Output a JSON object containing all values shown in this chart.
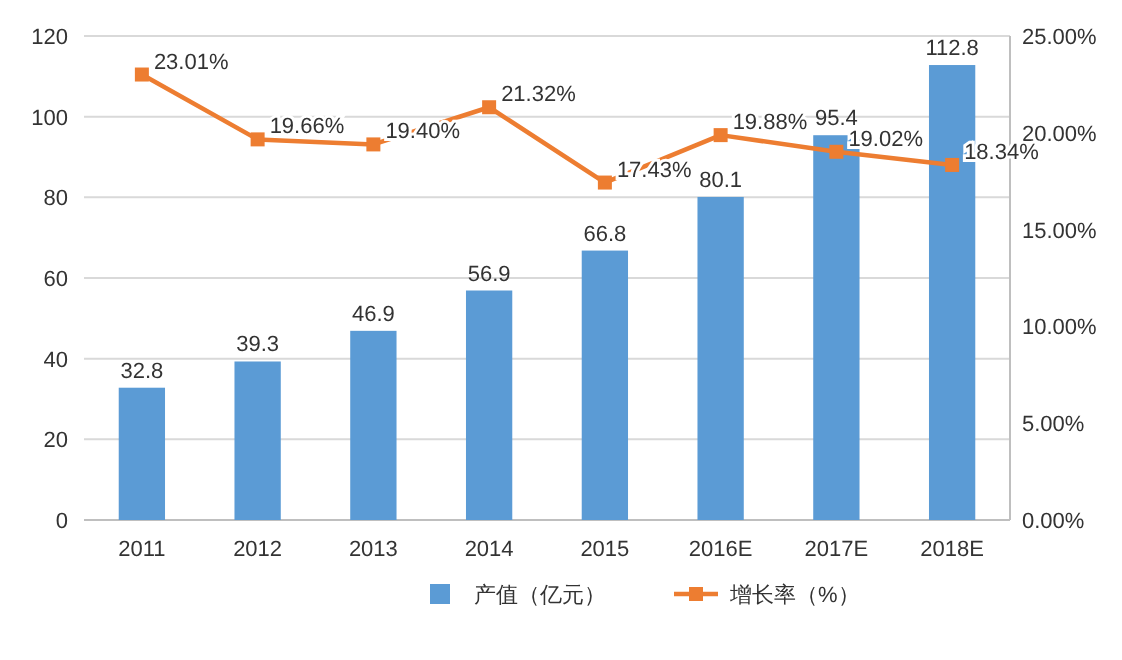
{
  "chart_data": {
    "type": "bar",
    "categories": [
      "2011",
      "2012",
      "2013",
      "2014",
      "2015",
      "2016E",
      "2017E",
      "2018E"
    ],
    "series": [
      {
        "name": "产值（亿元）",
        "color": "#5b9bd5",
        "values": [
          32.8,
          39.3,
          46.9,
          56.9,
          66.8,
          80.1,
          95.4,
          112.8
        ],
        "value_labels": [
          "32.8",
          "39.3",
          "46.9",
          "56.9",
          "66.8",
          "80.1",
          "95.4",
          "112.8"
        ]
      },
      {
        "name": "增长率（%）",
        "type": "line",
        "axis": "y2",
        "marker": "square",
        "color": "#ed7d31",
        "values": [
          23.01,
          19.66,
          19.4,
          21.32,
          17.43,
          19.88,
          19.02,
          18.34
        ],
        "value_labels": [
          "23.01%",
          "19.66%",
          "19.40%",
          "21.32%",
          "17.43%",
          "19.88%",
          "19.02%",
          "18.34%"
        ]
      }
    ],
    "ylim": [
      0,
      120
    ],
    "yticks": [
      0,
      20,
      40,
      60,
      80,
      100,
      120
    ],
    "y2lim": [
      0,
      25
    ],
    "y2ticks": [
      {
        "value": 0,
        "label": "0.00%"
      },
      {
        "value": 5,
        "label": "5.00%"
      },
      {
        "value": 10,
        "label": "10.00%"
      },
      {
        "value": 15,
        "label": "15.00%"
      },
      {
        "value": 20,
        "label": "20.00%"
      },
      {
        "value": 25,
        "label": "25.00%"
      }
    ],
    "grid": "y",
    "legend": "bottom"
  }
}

*Prompt*: Omit the pictures, then output the rest of the listing exactly.

*Answer for the task*:
Output a JSON object containing all values shown in this chart.
{
  "chart_data": {
    "type": "bar",
    "categories": [
      "2011",
      "2012",
      "2013",
      "2014",
      "2015",
      "2016E",
      "2017E",
      "2018E"
    ],
    "series": [
      {
        "name": "产值（亿元）",
        "color": "#5b9bd5",
        "values": [
          32.8,
          39.3,
          46.9,
          56.9,
          66.8,
          80.1,
          95.4,
          112.8
        ],
        "value_labels": [
          "32.8",
          "39.3",
          "46.9",
          "56.9",
          "66.8",
          "80.1",
          "95.4",
          "112.8"
        ]
      },
      {
        "name": "增长率（%）",
        "type": "line",
        "axis": "y2",
        "marker": "square",
        "color": "#ed7d31",
        "values": [
          23.01,
          19.66,
          19.4,
          21.32,
          17.43,
          19.88,
          19.02,
          18.34
        ],
        "value_labels": [
          "23.01%",
          "19.66%",
          "19.40%",
          "21.32%",
          "17.43%",
          "19.88%",
          "19.02%",
          "18.34%"
        ]
      }
    ],
    "ylim": [
      0,
      120
    ],
    "yticks": [
      0,
      20,
      40,
      60,
      80,
      100,
      120
    ],
    "y2lim": [
      0,
      25
    ],
    "y2ticks": [
      {
        "value": 0,
        "label": "0.00%"
      },
      {
        "value": 5,
        "label": "5.00%"
      },
      {
        "value": 10,
        "label": "10.00%"
      },
      {
        "value": 15,
        "label": "15.00%"
      },
      {
        "value": 20,
        "label": "20.00%"
      },
      {
        "value": 25,
        "label": "25.00%"
      }
    ],
    "grid": "y",
    "legend": "bottom"
  }
}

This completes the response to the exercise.